#### [Data]
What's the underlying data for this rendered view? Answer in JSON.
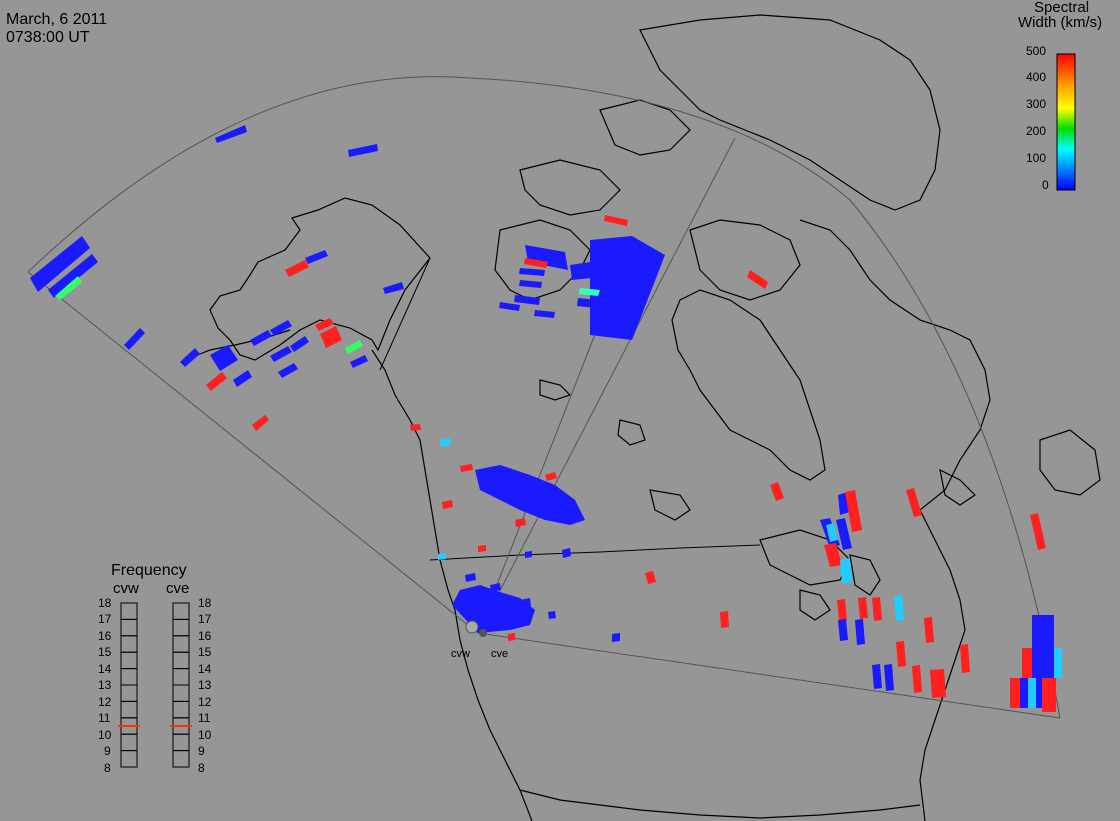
{
  "header": {
    "date": "March, 6 2011",
    "time": "0738:00 UT"
  },
  "legend": {
    "title_line1": "Spectral",
    "title_line2": "Width (km/s)",
    "ticks": [
      "500",
      "400",
      "300",
      "200",
      "100",
      "0"
    ],
    "colors": {
      "high": "#ff0000",
      "mid_high": "#ffaa00",
      "mid": "#ffff00",
      "mid_low": "#00dd00",
      "low_mid": "#00ffff",
      "low": "#0000ff"
    }
  },
  "radars": {
    "west": "cvw",
    "east": "cve"
  },
  "frequency": {
    "title": "Frequency",
    "ticks": [
      "18",
      "17",
      "16",
      "15",
      "14",
      "13",
      "12",
      "11",
      "10",
      "9",
      "8"
    ],
    "cvw_value": 10.5,
    "cve_value": 10.5
  },
  "colors": {
    "background": "#969696",
    "echo_low": "#1a1aff",
    "echo_high": "#ff2020",
    "echo_cyan": "#22ccff",
    "echo_green": "#33ff66",
    "freq_marker": "#ff3300"
  }
}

#### [Written exercise]
Repeat the material above verbatim, with no pictures in the output.

#### [Reply]
What's the underlying data for this rendered view? Answer in JSON.
{
  "header": {
    "date": "March, 6 2011",
    "time": "0738:00 UT"
  },
  "legend": {
    "title_line1": "Spectral",
    "title_line2": "Width (km/s)",
    "ticks": [
      "500",
      "400",
      "300",
      "200",
      "100",
      "0"
    ],
    "colors": {
      "high": "#ff0000",
      "mid_high": "#ffaa00",
      "mid": "#ffff00",
      "mid_low": "#00dd00",
      "low_mid": "#00ffff",
      "low": "#0000ff"
    }
  },
  "radars": {
    "west": "cvw",
    "east": "cve"
  },
  "frequency": {
    "title": "Frequency",
    "ticks": [
      "18",
      "17",
      "16",
      "15",
      "14",
      "13",
      "12",
      "11",
      "10",
      "9",
      "8"
    ],
    "cvw_value": 10.5,
    "cve_value": 10.5
  },
  "colors": {
    "background": "#969696",
    "echo_low": "#1a1aff",
    "echo_high": "#ff2020",
    "echo_cyan": "#22ccff",
    "echo_green": "#33ff66",
    "freq_marker": "#ff3300"
  }
}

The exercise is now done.